BMW 3er E36 Cabrio im Fahrbericht
Freiluft-Reihensechszylinder schon ab 3.500 Euro
Das Cabriolet des BMW 328i wirkt fast ein wenig zu nüchtern – bis der Reihensechszylinder gestartet wird. Im offenen BMW macht der 24-Ventiler besonders viel Spaß. Das Beste: Er ist schon ab 3.500 Euro zu haben. Der Youngtimer im Check.
20.10.2017 Dirk JohaeEs ist fies kalt, als ich an diesem Morgen auf dem Hof der 1A Autowelt von René Juretzek in Friedrichsdorf ankomme. Das viersitzige BMW 328i Cabriolet, für das ich mich interessiere, schlummert noch unter einer Reifschicht in einer langen Reihe von Youngtimern, die dicht gedrängt neben der Werkstatthalle im Freien auf Interessenten warten. Das Angebot an offenen Topmodellen der E36-Baureihe unterhalb des M3 Cabrios ist insgesamt nicht üppig, vor allem, wenn es ein unverbasteltes Auto und keine Tuning-Kiste mit Tieferlegung, Breitreifen und skurrilen Anbauteilen sein soll. Und eine Vierzylinderversion wäre prinzipiell zwar schon interessant – wie die meisten BMW-Fans aber bevorzuge ich die Sechszylindervarianten, weil sie eine bessere Laufkultur haben und leistungsstärker sind. Die 193 PS starke Topvariante mit 2,8 Litern Hubraum wäre die erste Wahl, am besten ausgestattet mit einem Fünfgang-Schaltgetriebe statt der damals auf Wunsch ebenfalls verfügbaren Fünfstufenautomatik von ZF – genau wie das Auto, das René Juretzek in der Nähe von Frankfurt anbietet.

▬▬▬

→ **Erwartete Leistung**:
Führen Sie den Fahrbericht über das BMW 328i Cabriolet im Anschluss an seinen letzten Satz weiter. Die nachstehenden Daten stehen in keinem Zusammenhang mit dem Fahrbericht über das BMW 328i Cabriolet.

▬▬▬

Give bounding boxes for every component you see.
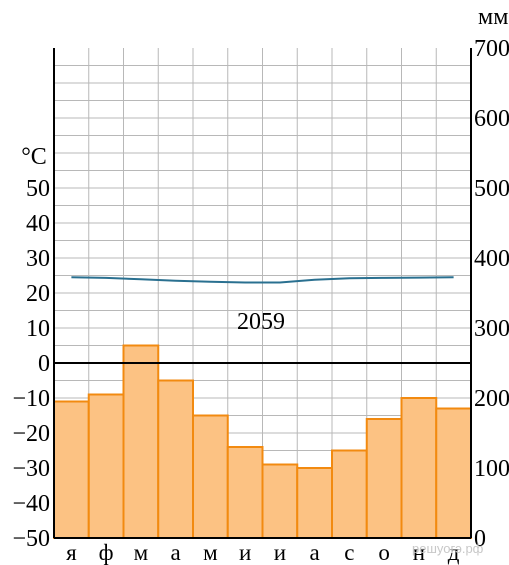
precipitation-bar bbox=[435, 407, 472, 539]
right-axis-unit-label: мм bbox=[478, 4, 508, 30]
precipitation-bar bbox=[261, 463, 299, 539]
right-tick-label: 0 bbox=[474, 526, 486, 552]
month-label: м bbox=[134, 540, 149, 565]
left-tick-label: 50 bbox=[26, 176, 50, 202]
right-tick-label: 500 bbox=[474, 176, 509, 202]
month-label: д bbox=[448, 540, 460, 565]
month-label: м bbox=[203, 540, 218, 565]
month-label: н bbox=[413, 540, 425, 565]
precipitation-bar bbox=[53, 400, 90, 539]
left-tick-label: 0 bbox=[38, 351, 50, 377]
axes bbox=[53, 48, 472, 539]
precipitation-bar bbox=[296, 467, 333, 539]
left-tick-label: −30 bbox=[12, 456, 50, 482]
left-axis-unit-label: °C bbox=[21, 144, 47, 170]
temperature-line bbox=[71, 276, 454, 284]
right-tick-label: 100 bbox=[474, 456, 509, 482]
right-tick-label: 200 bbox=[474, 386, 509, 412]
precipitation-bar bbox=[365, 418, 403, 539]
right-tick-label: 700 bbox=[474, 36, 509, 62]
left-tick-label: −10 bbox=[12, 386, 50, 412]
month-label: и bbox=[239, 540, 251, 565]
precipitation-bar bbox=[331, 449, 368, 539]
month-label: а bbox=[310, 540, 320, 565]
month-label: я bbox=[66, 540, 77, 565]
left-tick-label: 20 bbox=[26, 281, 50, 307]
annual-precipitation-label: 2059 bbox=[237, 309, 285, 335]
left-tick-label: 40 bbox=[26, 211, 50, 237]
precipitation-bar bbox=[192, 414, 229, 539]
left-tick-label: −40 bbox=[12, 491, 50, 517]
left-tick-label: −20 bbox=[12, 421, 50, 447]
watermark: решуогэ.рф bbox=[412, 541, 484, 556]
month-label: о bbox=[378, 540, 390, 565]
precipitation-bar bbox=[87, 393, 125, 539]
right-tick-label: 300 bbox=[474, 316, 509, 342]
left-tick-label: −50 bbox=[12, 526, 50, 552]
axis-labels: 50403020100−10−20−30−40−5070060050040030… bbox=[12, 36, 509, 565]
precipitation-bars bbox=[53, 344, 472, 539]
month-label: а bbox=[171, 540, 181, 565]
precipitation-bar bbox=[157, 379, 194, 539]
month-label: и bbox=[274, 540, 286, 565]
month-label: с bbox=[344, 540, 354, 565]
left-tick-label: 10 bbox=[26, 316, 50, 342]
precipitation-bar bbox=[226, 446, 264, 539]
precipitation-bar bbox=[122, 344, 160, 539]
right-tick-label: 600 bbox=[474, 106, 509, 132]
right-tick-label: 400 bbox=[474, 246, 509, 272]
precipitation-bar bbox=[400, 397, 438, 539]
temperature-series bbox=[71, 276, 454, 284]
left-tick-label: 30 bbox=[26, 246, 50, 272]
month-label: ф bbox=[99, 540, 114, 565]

▬▬▬

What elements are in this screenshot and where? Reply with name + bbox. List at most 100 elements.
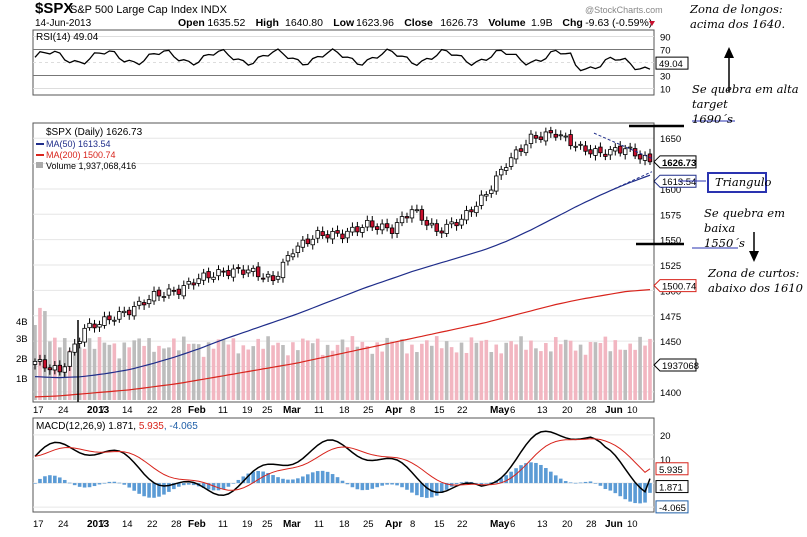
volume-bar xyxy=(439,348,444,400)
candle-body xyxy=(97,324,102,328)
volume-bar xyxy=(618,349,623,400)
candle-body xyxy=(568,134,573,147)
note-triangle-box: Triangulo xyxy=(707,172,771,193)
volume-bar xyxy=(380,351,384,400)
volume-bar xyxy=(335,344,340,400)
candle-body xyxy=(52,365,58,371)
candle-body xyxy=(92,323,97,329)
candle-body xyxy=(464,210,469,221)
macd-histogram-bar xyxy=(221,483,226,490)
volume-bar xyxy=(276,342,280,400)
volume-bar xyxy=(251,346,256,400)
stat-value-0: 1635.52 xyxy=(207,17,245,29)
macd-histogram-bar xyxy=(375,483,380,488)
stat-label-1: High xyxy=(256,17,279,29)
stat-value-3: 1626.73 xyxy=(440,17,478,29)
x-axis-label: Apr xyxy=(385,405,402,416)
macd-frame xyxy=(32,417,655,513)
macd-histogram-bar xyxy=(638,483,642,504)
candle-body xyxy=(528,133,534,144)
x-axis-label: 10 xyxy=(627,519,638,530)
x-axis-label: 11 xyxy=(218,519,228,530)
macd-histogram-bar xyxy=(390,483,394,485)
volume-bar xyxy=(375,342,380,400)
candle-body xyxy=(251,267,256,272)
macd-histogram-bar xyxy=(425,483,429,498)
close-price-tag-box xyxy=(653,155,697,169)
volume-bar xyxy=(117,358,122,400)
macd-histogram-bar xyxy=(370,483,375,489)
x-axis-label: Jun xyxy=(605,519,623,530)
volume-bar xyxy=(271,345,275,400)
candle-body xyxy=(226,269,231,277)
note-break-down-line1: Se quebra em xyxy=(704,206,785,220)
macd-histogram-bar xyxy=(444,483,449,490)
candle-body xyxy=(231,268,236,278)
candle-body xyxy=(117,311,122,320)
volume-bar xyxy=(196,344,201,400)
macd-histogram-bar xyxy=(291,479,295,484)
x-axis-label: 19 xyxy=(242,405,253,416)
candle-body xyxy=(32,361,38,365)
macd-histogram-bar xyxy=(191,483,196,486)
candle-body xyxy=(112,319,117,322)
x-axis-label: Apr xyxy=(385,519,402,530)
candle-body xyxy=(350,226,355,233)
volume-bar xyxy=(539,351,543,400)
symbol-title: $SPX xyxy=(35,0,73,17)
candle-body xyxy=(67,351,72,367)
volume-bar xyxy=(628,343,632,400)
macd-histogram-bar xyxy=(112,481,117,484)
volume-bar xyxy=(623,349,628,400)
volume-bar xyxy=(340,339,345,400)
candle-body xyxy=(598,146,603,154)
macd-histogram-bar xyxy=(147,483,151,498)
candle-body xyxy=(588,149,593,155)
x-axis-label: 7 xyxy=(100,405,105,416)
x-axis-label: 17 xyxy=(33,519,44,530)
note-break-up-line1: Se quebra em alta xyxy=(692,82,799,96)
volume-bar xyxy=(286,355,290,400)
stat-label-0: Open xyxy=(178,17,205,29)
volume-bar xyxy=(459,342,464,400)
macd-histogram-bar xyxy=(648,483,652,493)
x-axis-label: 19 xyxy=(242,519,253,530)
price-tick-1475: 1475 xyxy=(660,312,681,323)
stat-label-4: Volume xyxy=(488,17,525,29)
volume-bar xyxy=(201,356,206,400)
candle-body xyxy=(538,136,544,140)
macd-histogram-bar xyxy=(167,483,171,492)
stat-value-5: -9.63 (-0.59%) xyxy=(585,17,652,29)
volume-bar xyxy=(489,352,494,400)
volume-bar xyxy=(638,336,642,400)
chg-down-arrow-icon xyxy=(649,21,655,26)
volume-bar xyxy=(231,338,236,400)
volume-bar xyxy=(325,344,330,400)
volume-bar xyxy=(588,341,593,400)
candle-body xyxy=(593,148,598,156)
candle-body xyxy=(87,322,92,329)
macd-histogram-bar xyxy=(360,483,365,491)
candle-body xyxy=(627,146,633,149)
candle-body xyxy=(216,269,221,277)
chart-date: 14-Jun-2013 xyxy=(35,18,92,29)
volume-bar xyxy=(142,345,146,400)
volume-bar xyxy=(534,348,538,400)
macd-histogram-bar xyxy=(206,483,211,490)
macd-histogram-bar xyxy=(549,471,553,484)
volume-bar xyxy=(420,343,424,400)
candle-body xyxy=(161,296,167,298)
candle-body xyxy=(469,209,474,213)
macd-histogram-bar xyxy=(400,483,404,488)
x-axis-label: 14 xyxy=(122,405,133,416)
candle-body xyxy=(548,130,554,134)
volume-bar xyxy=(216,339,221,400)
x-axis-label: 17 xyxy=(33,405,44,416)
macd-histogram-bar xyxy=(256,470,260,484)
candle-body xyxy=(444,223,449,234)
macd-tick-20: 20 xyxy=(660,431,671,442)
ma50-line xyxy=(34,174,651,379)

▬▬▬

→ **Antwort zur Aufgabe**:
Mit 3.500 Euro ist das viersitzige 3er Cabrio sogar überraschend günstig. „Die Wasserpumpe und die Lichtmaschine sind bereits getauscht worden“, zählt der Händler auf. Außerdem sei der Innenraum mit der Volllederausstattung erst vor Kurzem beim Aufbereiter gewesen; ins Verdeck wurde zudem ein neues Kunststoff-Heckfenster eingenäht. Das alte war nach sehr langer Nutzung verschlissen und gerissen – eine typische Schwäche dieser Verdeckfenster. Wie fährt das 328i Cabriolet zum Schnäppchenpreis? Dazu klappen wir manuell das Stoffdach zurück, weil die elektrohydraulische Verdeckautomatik nach den Reparaturen noch nicht wieder in Gang gesetzt wurde. Doch der 2,8-Liter-Motor funktioniert tadellos, springt sofort an und brummt mit dem klassischen BMW-Sechszylinder-Sound im Leerlauf.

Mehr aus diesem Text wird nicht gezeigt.